> _WHAT IS EXPECTED_: In the records below, find the line that contains "What data populates". Retype that line and all the lines after it through the end, leaving out the pictures.

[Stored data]
_ _ _
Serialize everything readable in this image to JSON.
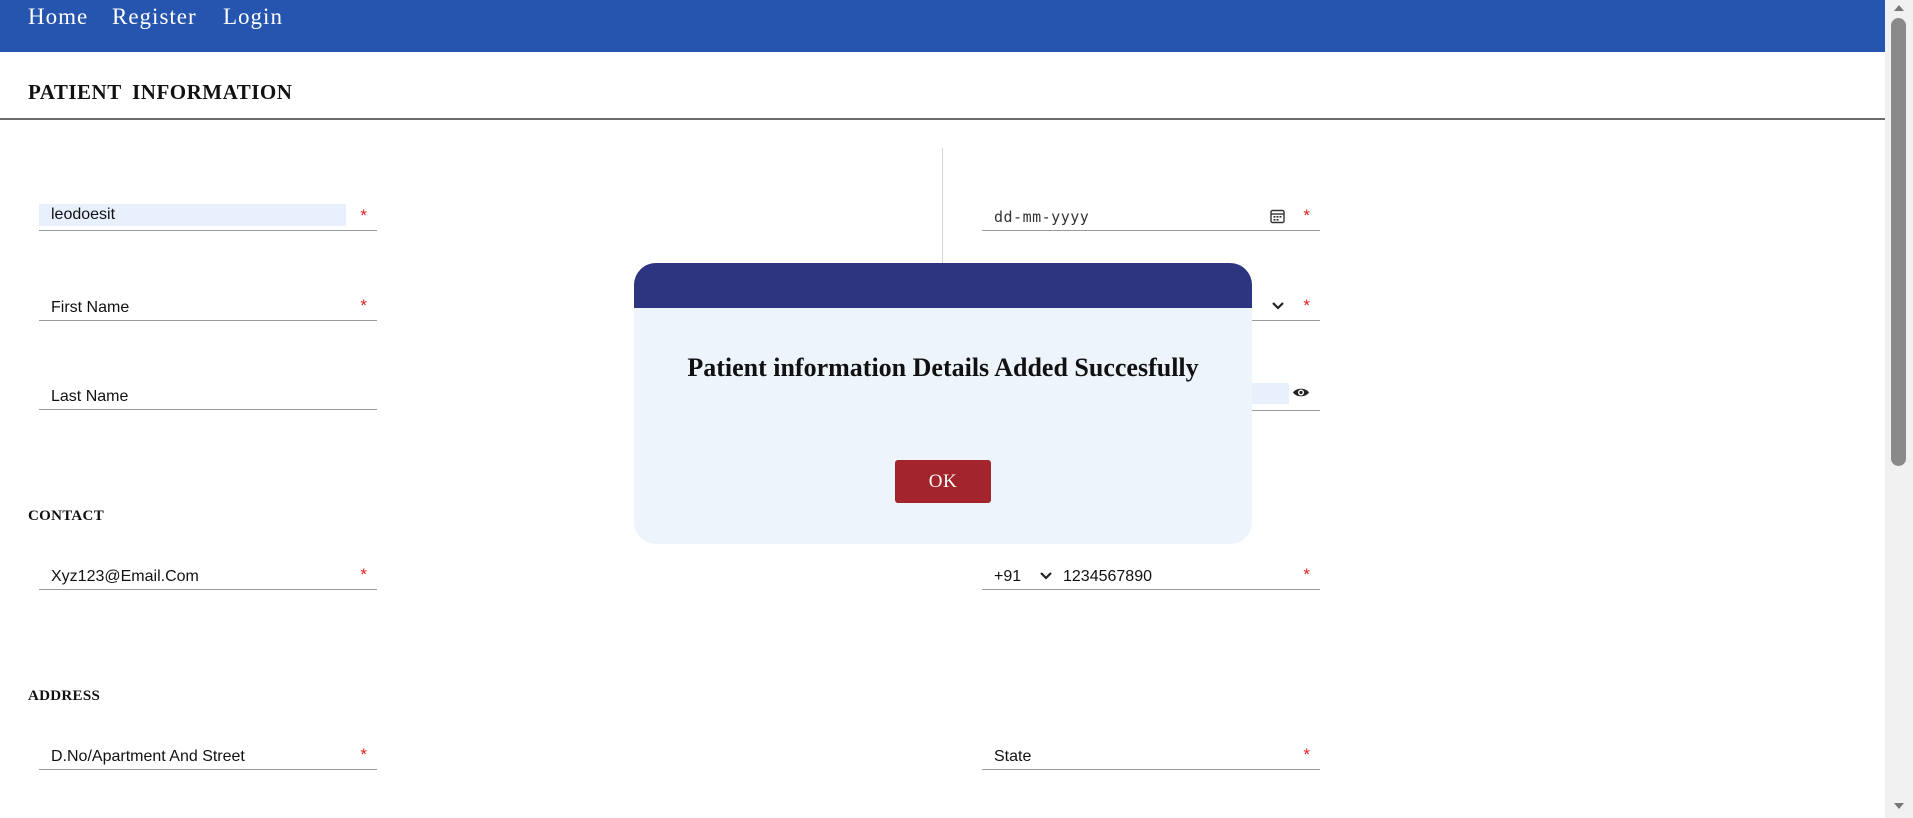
{
  "nav": {
    "items": [
      {
        "label": "Home"
      },
      {
        "label": "Register"
      },
      {
        "label": "Login"
      }
    ]
  },
  "page": {
    "title": "PATIENT  INFORMATION"
  },
  "form": {
    "username_value": "leodoesit",
    "dob_placeholder": "dd-mm-yyyy",
    "first_name_placeholder": "First Name",
    "last_name_placeholder": "Last Name",
    "required_mark": "*"
  },
  "contact": {
    "section_label": "CONTACT",
    "email_value": "Xyz123@Email.Com",
    "country_code": "+91",
    "phone_value": "1234567890"
  },
  "address": {
    "section_label": "ADDRESS",
    "street_placeholder": "D.No/Apartment And Street",
    "state_placeholder": "State"
  },
  "modal": {
    "message": "Patient information Details Added Succesfully",
    "ok_label": "OK"
  },
  "icons": {
    "calendar": "calendar-icon",
    "chevron": "chevron-down-icon",
    "eye": "eye-icon"
  },
  "colors": {
    "navbar": "#2655b0",
    "modal_header": "#2e3580",
    "modal_body": "#edf4fc",
    "ok_button": "#a3252b",
    "required": "#e02020",
    "autofill": "#e8f0fe"
  }
}
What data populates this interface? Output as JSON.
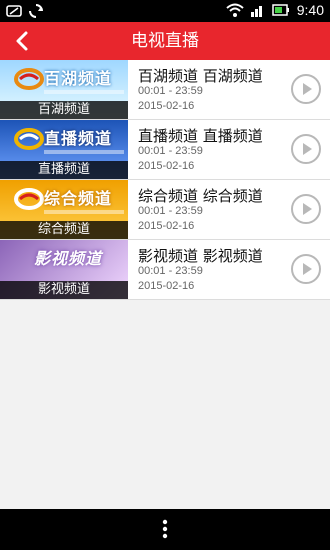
{
  "status": {
    "time": "9:40"
  },
  "header": {
    "title": "电视直播"
  },
  "channels": [
    {
      "thumb_label": "百湖频道",
      "banner": "百湖频道",
      "title": "百湖频道 百湖频道",
      "time_range": "00:01 - 23:59",
      "date": "2015-02-16",
      "theme": "sky"
    },
    {
      "thumb_label": "直播频道",
      "banner": "直播频道",
      "title": "直播频道 直播频道",
      "time_range": "00:01 - 23:59",
      "date": "2015-02-16",
      "theme": "blue"
    },
    {
      "thumb_label": "综合频道",
      "banner": "综合频道",
      "title": "综合频道 综合频道",
      "time_range": "00:01 - 23:59",
      "date": "2015-02-16",
      "theme": "gold"
    },
    {
      "thumb_label": "影视频道",
      "banner": "影视频道",
      "title": "影视频道 影视频道",
      "time_range": "00:01 - 23:59",
      "date": "2015-02-16",
      "theme": "purple"
    }
  ],
  "colors": {
    "accent": "#e8262d",
    "background": "#f2f2f2",
    "text": "#111111",
    "meta": "#666666"
  }
}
_ _ _
> _RESULT OF THIS TASK_:
What data populates this interface? Output as JSON.
{
  "status": {
    "time": "9:40"
  },
  "header": {
    "title": "电视直播"
  },
  "channels": [
    {
      "thumb_label": "百湖频道",
      "banner": "百湖频道",
      "title": "百湖频道 百湖频道",
      "time_range": "00:01 - 23:59",
      "date": "2015-02-16",
      "theme": "sky"
    },
    {
      "thumb_label": "直播频道",
      "banner": "直播频道",
      "title": "直播频道 直播频道",
      "time_range": "00:01 - 23:59",
      "date": "2015-02-16",
      "theme": "blue"
    },
    {
      "thumb_label": "综合频道",
      "banner": "综合频道",
      "title": "综合频道 综合频道",
      "time_range": "00:01 - 23:59",
      "date": "2015-02-16",
      "theme": "gold"
    },
    {
      "thumb_label": "影视频道",
      "banner": "影视频道",
      "title": "影视频道 影视频道",
      "time_range": "00:01 - 23:59",
      "date": "2015-02-16",
      "theme": "purple"
    }
  ],
  "colors": {
    "accent": "#e8262d",
    "background": "#f2f2f2",
    "text": "#111111",
    "meta": "#666666"
  }
}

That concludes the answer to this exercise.